• **Problem to work on**
Copy all the entries below exactly, but not the pictures.

____________________

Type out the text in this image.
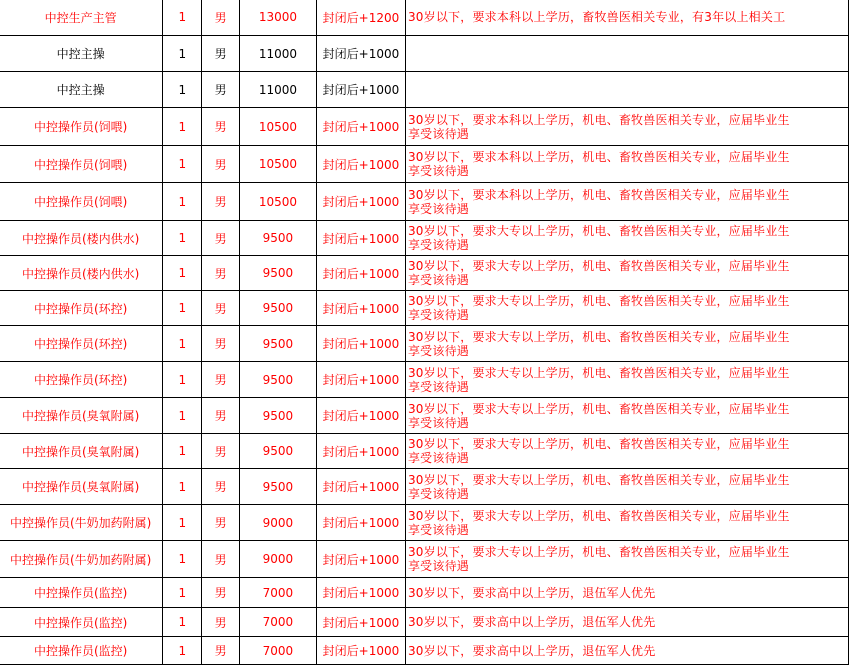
中控生产主管	1	男	13000	封闭后+1200	30岁以下，要求本科以上学历，畜牧兽医相关专业，有3年以上相关工

中控主操	1	男	11000	封闭后+1000	

中控主操	1	男	11000	封闭后+1000	

中控操作员(饲喂)	1	男	10500	封闭后+1000	30岁以下，要求本科以上学历，机电、畜牧兽医相关专业，应届毕业生
享受该待遇

中控操作员(饲喂)	1	男	10500	封闭后+1000	30岁以下，要求本科以上学历，机电、畜牧兽医相关专业，应届毕业生
享受该待遇

中控操作员(饲喂)	1	男	10500	封闭后+1000	30岁以下，要求本科以上学历，机电、畜牧兽医相关专业，应届毕业生
享受该待遇

中控操作员(楼内供水)	1	男	9500	封闭后+1000	30岁以下，要求大专以上学历，机电、畜牧兽医相关专业，应届毕业生
享受该待遇

中控操作员(楼内供水)	1	男	9500	封闭后+1000	30岁以下，要求大专以上学历，机电、畜牧兽医相关专业，应届毕业生
享受该待遇

中控操作员(环控)	1	男	9500	封闭后+1000	30岁以下，要求大专以上学历，机电、畜牧兽医相关专业，应届毕业生
享受该待遇

中控操作员(环控)	1	男	9500	封闭后+1000	30岁以下，要求大专以上学历，机电、畜牧兽医相关专业，应届毕业生
享受该待遇

中控操作员(环控)	1	男	9500	封闭后+1000	30岁以下，要求大专以上学历，机电、畜牧兽医相关专业，应届毕业生
享受该待遇

中控操作员(臭氧附属)	1	男	9500	封闭后+1000	30岁以下，要求大专以上学历，机电、畜牧兽医相关专业，应届毕业生
享受该待遇

中控操作员(臭氧附属)	1	男	9500	封闭后+1000	30岁以下，要求大专以上学历，机电、畜牧兽医相关专业，应届毕业生
享受该待遇

中控操作员(臭氧附属)	1	男	9500	封闭后+1000	30岁以下，要求大专以上学历，机电、畜牧兽医相关专业，应届毕业生
享受该待遇

中控操作员(牛奶加药附属)	1	男	9000	封闭后+1000	30岁以下，要求大专以上学历，机电、畜牧兽医相关专业，应届毕业生
享受该待遇

中控操作员(牛奶加药附属)	1	男	9000	封闭后+1000	30岁以下，要求大专以上学历，机电、畜牧兽医相关专业，应届毕业生
享受该待遇

中控操作员(监控)	1	男	7000	封闭后+1000	30岁以下，要求高中以上学历，退伍军人优先

中控操作员(监控)	1	男	7000	封闭后+1000	30岁以下，要求高中以上学历，退伍军人优先

中控操作员(监控)	1	男	7000	封闭后+1000	30岁以下，要求高中以上学历，退伍军人优先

____________________

• **Reply to the task**
Type out the text in this image.
中控生产主管	1	男	13000	封闭后+1200	30岁以下，要求本科以上学历，畜牧兽医相关专业，有3年以上相关工

中控主操	1	男	11000	封闭后+1000	

中控主操	1	男	11000	封闭后+1000	

中控操作员(饲喂)	1	男	10500	封闭后+1000	30岁以下，要求本科以上学历，机电、畜牧兽医相关专业，应届毕业生
享受该待遇

中控操作员(饲喂)	1	男	10500	封闭后+1000	30岁以下，要求本科以上学历，机电、畜牧兽医相关专业，应届毕业生
享受该待遇

中控操作员(饲喂)	1	男	10500	封闭后+1000	30岁以下，要求本科以上学历，机电、畜牧兽医相关专业，应届毕业生
享受该待遇

中控操作员(楼内供水)	1	男	9500	封闭后+1000	30岁以下，要求大专以上学历，机电、畜牧兽医相关专业，应届毕业生
享受该待遇

中控操作员(楼内供水)	1	男	9500	封闭后+1000	30岁以下，要求大专以上学历，机电、畜牧兽医相关专业，应届毕业生
享受该待遇

中控操作员(环控)	1	男	9500	封闭后+1000	30岁以下，要求大专以上学历，机电、畜牧兽医相关专业，应届毕业生
享受该待遇

中控操作员(环控)	1	男	9500	封闭后+1000	30岁以下，要求大专以上学历，机电、畜牧兽医相关专业，应届毕业生
享受该待遇

中控操作员(环控)	1	男	9500	封闭后+1000	30岁以下，要求大专以上学历，机电、畜牧兽医相关专业，应届毕业生
享受该待遇

中控操作员(臭氧附属)	1	男	9500	封闭后+1000	30岁以下，要求大专以上学历，机电、畜牧兽医相关专业，应届毕业生
享受该待遇

中控操作员(臭氧附属)	1	男	9500	封闭后+1000	30岁以下，要求大专以上学历，机电、畜牧兽医相关专业，应届毕业生
享受该待遇

中控操作员(臭氧附属)	1	男	9500	封闭后+1000	30岁以下，要求大专以上学历，机电、畜牧兽医相关专业，应届毕业生
享受该待遇

中控操作员(牛奶加药附属)	1	男	9000	封闭后+1000	30岁以下，要求大专以上学历，机电、畜牧兽医相关专业，应届毕业生
享受该待遇

中控操作员(牛奶加药附属)	1	男	9000	封闭后+1000	30岁以下，要求大专以上学历，机电、畜牧兽医相关专业，应届毕业生
享受该待遇

中控操作员(监控)	1	男	7000	封闭后+1000	30岁以下，要求高中以上学历，退伍军人优先

中控操作员(监控)	1	男	7000	封闭后+1000	30岁以下，要求高中以上学历，退伍军人优先

中控操作员(监控)	1	男	7000	封闭后+1000	30岁以下，要求高中以上学历，退伍军人优先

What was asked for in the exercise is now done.